Tugas Latihan:
1: Tentukan apakah tiap pernyataan ini sesuai dengan teks tentang Ayyub As menurut al-Maraghi. Jawab ya atau tidak, lalu kutip kata-kata penentunya dari teks.
(a) Al-Maraghi menyebutkan secara rinci berapa banyak harta Ayyub As.
(b) Menurut al-Maraghi, Allâh Swt mengumpulkan lagi keluarga Ayyub As yang tadinya bercerai berai.
(c) Ayyub As diuji dengan sakit, kematian anak-anaknya, dan hilangnya harta.
2: Tulis ulang paragraf yang diawali "Al-Maraghi menafsirkan bahwa" dari teks tentang Ayyub As menurut al-Maraghi dalam bentuk daftar singkat, tanpa membuang fakta utamanya.
3: Lanjutkan teks tentang Ayyub As menurut al-Maraghi, mulai dari sesudah kalimat terakhirnya.

Teks Bacaan:
# # # #

Al-Maraghi menafsirkan bahwa Allâh Swt, memberi-kan kepada Ayyub As di dunia jumlah keluarga yang sama dan ditambah lagi yang sepertinya, lalu dari anak-anaknya lahir keturunan yang berlipat ganda[53]. Dan pada bagian lain al-Maraghi menjelaskan, bahwa Allâh Swt mengumpulkan keluarganya setelah bercerai berai, lalu Allâh Swt menjadikan keturunannya lebih banyak hingga berlipat[54]. Al-Maraghi menulis khulashah (ringkasan), bahwa Ayyub As diuji dirinya, anak dan hartanya. Maka ia diuji dengan sakit, binasa anak-anaknya, hilang hartanya sebagai imtihan dan ikhtibar baginya. lalu hilang kemadharatannya dan sembuh sakitnya serta diberi anak-anak yang mulia dan berlipat ganda serta keadaan dan hartanya juga menjadi sediakala[55]. Ia tidak menjelaskan berapa banyak hartanya juga anak-anaknya sebagaimana Alquran tidak menjelaskannya.

# # # #

Bahan yang Diberikan:

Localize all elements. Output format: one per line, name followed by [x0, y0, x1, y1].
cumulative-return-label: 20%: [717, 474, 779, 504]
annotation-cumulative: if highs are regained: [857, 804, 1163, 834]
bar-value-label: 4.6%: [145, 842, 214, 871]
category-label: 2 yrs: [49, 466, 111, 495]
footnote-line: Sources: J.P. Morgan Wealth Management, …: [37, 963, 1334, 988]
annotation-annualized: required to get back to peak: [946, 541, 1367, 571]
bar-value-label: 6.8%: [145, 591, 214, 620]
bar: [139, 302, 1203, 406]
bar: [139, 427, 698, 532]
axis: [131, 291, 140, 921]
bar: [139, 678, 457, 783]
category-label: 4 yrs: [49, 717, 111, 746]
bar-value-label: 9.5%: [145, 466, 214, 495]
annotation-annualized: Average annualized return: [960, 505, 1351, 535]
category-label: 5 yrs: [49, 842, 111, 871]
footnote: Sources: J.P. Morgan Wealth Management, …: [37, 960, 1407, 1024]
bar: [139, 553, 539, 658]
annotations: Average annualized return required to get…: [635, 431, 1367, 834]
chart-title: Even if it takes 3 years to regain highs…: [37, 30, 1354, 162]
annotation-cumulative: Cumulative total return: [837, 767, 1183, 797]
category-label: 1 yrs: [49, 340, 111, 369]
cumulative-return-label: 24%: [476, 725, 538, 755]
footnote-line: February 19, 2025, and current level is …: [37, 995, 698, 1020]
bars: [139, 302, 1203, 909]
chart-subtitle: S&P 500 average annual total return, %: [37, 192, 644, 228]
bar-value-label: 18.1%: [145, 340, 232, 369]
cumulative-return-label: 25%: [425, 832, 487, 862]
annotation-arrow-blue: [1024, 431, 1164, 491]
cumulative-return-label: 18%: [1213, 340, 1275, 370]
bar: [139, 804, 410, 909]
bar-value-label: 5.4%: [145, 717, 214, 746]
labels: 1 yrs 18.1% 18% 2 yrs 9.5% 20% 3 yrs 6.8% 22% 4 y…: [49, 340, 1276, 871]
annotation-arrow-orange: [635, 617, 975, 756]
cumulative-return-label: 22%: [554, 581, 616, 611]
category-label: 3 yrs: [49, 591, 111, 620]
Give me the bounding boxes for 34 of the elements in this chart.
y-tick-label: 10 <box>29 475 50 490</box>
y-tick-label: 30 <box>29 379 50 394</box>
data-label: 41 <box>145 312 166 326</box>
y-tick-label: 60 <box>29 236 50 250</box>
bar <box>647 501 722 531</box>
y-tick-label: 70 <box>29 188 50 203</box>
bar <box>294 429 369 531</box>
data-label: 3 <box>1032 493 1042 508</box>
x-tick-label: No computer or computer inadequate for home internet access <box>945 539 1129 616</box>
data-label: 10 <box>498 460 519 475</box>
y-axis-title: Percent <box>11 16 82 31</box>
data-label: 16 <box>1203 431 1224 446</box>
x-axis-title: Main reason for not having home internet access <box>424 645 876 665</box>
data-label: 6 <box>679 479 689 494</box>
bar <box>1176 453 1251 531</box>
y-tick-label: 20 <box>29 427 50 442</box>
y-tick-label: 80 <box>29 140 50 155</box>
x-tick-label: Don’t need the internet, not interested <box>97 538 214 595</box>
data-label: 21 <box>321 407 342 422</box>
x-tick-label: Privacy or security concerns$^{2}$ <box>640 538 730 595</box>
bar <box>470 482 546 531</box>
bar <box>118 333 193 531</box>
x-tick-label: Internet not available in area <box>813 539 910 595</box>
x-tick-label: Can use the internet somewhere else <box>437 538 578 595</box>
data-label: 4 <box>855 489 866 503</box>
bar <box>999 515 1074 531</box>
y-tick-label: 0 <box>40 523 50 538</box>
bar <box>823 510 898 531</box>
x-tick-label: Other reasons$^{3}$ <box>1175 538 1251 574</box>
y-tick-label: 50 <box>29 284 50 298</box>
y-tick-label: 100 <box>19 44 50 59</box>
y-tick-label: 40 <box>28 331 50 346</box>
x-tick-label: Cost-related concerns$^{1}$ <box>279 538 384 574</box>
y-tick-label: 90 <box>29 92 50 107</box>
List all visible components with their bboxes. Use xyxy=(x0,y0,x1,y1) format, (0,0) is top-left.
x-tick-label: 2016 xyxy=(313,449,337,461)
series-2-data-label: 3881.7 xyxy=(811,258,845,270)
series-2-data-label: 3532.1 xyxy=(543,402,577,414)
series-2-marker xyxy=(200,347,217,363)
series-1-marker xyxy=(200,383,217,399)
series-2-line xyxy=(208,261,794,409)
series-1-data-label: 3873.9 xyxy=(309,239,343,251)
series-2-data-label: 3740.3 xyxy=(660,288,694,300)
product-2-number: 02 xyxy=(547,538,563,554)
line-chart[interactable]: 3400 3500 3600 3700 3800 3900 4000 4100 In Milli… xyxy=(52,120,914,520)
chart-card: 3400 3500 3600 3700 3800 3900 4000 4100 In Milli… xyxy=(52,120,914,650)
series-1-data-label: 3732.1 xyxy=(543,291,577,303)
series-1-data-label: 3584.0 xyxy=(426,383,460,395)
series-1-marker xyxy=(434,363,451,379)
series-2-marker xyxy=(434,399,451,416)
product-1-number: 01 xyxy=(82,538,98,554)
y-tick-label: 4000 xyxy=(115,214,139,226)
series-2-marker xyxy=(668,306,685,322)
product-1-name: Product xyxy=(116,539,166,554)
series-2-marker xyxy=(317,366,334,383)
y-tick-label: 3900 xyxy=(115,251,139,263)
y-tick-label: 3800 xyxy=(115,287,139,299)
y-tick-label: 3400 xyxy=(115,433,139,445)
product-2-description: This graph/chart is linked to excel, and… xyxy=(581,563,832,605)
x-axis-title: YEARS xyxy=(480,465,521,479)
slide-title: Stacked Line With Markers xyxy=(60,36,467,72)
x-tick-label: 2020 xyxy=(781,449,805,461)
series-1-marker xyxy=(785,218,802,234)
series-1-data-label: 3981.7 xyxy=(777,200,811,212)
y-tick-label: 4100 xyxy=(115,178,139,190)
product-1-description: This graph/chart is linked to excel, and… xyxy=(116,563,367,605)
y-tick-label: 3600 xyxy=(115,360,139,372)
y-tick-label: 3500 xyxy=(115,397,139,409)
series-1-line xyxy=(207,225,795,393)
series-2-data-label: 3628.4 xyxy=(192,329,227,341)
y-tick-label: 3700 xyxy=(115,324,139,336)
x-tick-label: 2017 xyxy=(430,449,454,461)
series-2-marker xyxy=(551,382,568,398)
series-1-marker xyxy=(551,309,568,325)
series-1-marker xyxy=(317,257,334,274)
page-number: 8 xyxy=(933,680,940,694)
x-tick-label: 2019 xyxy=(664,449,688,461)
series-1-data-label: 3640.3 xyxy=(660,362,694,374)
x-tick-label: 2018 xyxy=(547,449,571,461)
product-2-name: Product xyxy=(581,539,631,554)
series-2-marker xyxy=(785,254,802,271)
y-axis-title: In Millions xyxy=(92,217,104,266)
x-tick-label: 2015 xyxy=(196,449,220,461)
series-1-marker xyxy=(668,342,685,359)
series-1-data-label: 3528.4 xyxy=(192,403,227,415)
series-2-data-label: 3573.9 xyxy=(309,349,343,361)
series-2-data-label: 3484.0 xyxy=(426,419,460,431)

# # # #

Daftar Jawaban:
1:
(a) Tidak: "Ia tidak menjelaskan berapa banyak hartanya juga anak-anaknya"
(b) Ya: "Allâh Swt mengumpulkan keluarganya setelah bercerai berai"
(c) Ya: "Maka ia diuji dengan sakit, binasa anak-anaknya, hilang hartanya"

2:
- Al-Maraghi menafsirkan bahwa Allâh Swt memberi Ayyub As di dunia keluarga sebanyak semula, ditambah lagi dengan jumlah yang sama. Dari anak-anaknya lahir keturunan yang berlipat ganda.
- Allâh Swt mengumpulkan lagi keluarganya yang bercerai berai dan membuat keturunannya berlipat.
- Dalam ringkasannya, al-Maraghi menulis bahwa Ayyub As diuji pada dirinya, anaknya, dan hartanya. Ia sakit, anak-anaknya binasa, dan hartanya hilang sebagai imtihan dan ikhtibar baginya.
- Setelah itu kemudaratannya hilang dan ia sembuh. Ia diberi anak-anak yang mulia dan berlipat ganda, dan keadaan serta hartanya kembali seperti sediakala.
- Al-Maraghi tidak menyebut jumlah harta dan anak-anaknya, sama seperti Alquran yang juga tidak menjelaskannya.

3:
Shawi menyebutkan dalam uraiannya, Istri Ayyub As melahirkan setelah itu 26 anak (laki dan wanita), masing-masing dari mereka melahirkan 3 atau 7 anak, dan Allâh memberinya gudang gandum dan gudang syair hingga hartanya menjadi melimpah ruah[56].
Ali Al-Shabuni menjelaskan, bahwa Ibnu Mas'ud berkata anak-anak Ayyub As telah mati terdiri dari 7 laki-laki 7 perempuan, ketika ia telah sembuh dari sakitnya mereka dihidupkan kembali untuk Ayyub As. Menurut al-Shabuni, tidak ada orang yang telah mati dikembalikan lagi ke dunia, maka yang benar ialah, Allâh telah mengganti dari istrinya anak-anak Ayyub As seperti yang telah hilang[57].
Nabi Ayyub As Memenuhi Janjinya
وَخُذْ بِيَدِكَ ضِغْثًا فَاضْرِب بِّهِ وَلَا تَحْنَثْ إِنَّا وَجَدْنَاهُ صَابِرًا نِعْمَ الْعَبْدُ إِنَّهُ أَوَّابٌ.
Dan ambillah dengan tanganmu seikat(rumput), maka pukullah dengan itu (isterimu) dan janganlah kamu melanggar sumpah. Sesungguhnya kami dapati dia (Ayyub) seorang yang sabar. Dialah sebaik-baik hamba. Sesungguhnya dia amat ta'at (kepada Rabbnya)[58].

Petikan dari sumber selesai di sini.